• _WORK INSTRUCTIONS_:
Retype every entry in its entirety, without alteration.

#####

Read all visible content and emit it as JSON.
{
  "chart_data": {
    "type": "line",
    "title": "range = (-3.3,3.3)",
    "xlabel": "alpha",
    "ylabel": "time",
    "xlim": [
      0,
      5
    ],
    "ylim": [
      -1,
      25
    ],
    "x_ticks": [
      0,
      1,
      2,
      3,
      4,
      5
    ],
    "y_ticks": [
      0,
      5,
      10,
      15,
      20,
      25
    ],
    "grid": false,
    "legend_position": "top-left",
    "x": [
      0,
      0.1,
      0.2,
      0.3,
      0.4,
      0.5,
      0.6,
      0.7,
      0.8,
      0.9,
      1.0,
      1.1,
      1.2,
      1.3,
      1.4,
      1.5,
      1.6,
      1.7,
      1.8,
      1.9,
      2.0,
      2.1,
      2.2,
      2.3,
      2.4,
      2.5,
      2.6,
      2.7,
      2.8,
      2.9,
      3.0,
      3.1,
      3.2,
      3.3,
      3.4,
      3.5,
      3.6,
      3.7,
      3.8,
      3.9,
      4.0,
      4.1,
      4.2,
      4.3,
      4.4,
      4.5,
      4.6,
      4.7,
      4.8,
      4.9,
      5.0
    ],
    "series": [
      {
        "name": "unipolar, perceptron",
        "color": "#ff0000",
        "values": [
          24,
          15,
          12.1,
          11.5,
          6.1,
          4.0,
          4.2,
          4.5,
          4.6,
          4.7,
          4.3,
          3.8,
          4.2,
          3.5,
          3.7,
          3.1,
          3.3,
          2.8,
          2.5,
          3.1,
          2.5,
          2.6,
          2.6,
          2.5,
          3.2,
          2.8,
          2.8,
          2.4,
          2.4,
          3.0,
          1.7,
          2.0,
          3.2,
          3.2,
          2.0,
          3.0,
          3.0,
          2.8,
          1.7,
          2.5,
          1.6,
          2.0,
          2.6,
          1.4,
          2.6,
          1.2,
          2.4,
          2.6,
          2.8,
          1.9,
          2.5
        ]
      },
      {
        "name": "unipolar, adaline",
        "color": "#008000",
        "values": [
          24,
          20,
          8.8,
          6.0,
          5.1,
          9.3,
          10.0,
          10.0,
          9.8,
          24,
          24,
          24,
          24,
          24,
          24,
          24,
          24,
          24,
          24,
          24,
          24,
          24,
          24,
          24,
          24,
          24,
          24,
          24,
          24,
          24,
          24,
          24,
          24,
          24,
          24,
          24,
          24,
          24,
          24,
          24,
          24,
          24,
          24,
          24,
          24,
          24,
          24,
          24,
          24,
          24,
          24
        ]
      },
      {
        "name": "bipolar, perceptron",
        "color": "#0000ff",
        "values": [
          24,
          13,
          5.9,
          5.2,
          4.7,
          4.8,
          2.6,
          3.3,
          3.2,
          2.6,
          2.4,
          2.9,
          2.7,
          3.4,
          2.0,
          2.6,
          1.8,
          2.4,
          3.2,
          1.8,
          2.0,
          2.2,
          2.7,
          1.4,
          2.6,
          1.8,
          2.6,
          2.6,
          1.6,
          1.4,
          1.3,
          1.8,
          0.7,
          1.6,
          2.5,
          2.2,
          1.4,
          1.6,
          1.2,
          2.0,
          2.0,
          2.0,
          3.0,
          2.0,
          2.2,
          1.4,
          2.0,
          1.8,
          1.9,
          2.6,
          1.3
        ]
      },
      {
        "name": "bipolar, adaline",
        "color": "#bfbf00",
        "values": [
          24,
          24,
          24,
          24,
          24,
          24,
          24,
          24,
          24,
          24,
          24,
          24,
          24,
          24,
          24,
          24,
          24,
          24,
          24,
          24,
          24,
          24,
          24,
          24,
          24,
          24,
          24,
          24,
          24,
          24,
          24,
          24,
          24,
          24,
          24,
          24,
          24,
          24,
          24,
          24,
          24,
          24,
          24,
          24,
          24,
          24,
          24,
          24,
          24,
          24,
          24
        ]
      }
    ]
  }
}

#####

• _EXERCISE SOLUTION_:
Read all visible content and emit it as JSON.
{
  "chart_data": {
    "type": "line",
    "title": "range = (-3.3,3.3)",
    "xlabel": "alpha",
    "ylabel": "time",
    "xlim": [
      0,
      5
    ],
    "ylim": [
      -1,
      25
    ],
    "x_ticks": [
      0,
      1,
      2,
      3,
      4,
      5
    ],
    "y_ticks": [
      0,
      5,
      10,
      15,
      20,
      25
    ],
    "grid": false,
    "legend_position": "top-left",
    "x": [
      0,
      0.1,
      0.2,
      0.3,
      0.4,
      0.5,
      0.6,
      0.7,
      0.8,
      0.9,
      1.0,
      1.1,
      1.2,
      1.3,
      1.4,
      1.5,
      1.6,
      1.7,
      1.8,
      1.9,
      2.0,
      2.1,
      2.2,
      2.3,
      2.4,
      2.5,
      2.6,
      2.7,
      2.8,
      2.9,
      3.0,
      3.1,
      3.2,
      3.3,
      3.4,
      3.5,
      3.6,
      3.7,
      3.8,
      3.9,
      4.0,
      4.1,
      4.2,
      4.3,
      4.4,
      4.5,
      4.6,
      4.7,
      4.8,
      4.9,
      5.0
    ],
    "series": [
      {
        "name": "unipolar, perceptron",
        "color": "#ff0000",
        "values": [
          24,
          15,
          12.1,
          11.5,
          6.1,
          4.0,
          4.2,
          4.5,
          4.6,
          4.7,
          4.3,
          3.8,
          4.2,
          3.5,
          3.7,
          3.1,
          3.3,
          2.8,
          2.5,
          3.1,
          2.5,
          2.6,
          2.6,
          2.5,
          3.2,
          2.8,
          2.8,
          2.4,
          2.4,
          3.0,
          1.7,
          2.0,
          3.2,
          3.2,
          2.0,
          3.0,
          3.0,
          2.8,
          1.7,
          2.5,
          1.6,
          2.0,
          2.6,
          1.4,
          2.6,
          1.2,
          2.4,
          2.6,
          2.8,
          1.9,
          2.5
        ]
      },
      {
        "name": "unipolar, adaline",
        "color": "#008000",
        "values": [
          24,
          20,
          8.8,
          6.0,
          5.1,
          9.3,
          10.0,
          10.0,
          9.8,
          24,
          24,
          24,
          24,
          24,
          24,
          24,
          24,
          24,
          24,
          24,
          24,
          24,
          24,
          24,
          24,
          24,
          24,
          24,
          24,
          24,
          24,
          24,
          24,
          24,
          24,
          24,
          24,
          24,
          24,
          24,
          24,
          24,
          24,
          24,
          24,
          24,
          24,
          24,
          24,
          24,
          24
        ]
      },
      {
        "name": "bipolar, perceptron",
        "color": "#0000ff",
        "values": [
          24,
          13,
          5.9,
          5.2,
          4.7,
          4.8,
          2.6,
          3.3,
          3.2,
          2.6,
          2.4,
          2.9,
          2.7,
          3.4,
          2.0,
          2.6,
          1.8,
          2.4,
          3.2,
          1.8,
          2.0,
          2.2,
          2.7,
          1.4,
          2.6,
          1.8,
          2.6,
          2.6,
          1.6,
          1.4,
          1.3,
          1.8,
          0.7,
          1.6,
          2.5,
          2.2,
          1.4,
          1.6,
          1.2,
          2.0,
          2.0,
          2.0,
          3.0,
          2.0,
          2.2,
          1.4,
          2.0,
          1.8,
          1.9,
          2.6,
          1.3
        ]
      },
      {
        "name": "bipolar, adaline",
        "color": "#bfbf00",
        "values": [
          24,
          24,
          24,
          24,
          24,
          24,
          24,
          24,
          24,
          24,
          24,
          24,
          24,
          24,
          24,
          24,
          24,
          24,
          24,
          24,
          24,
          24,
          24,
          24,
          24,
          24,
          24,
          24,
          24,
          24,
          24,
          24,
          24,
          24,
          24,
          24,
          24,
          24,
          24,
          24,
          24,
          24,
          24,
          24,
          24,
          24,
          24,
          24,
          24,
          24,
          24
        ]
      }
    ]
  }
}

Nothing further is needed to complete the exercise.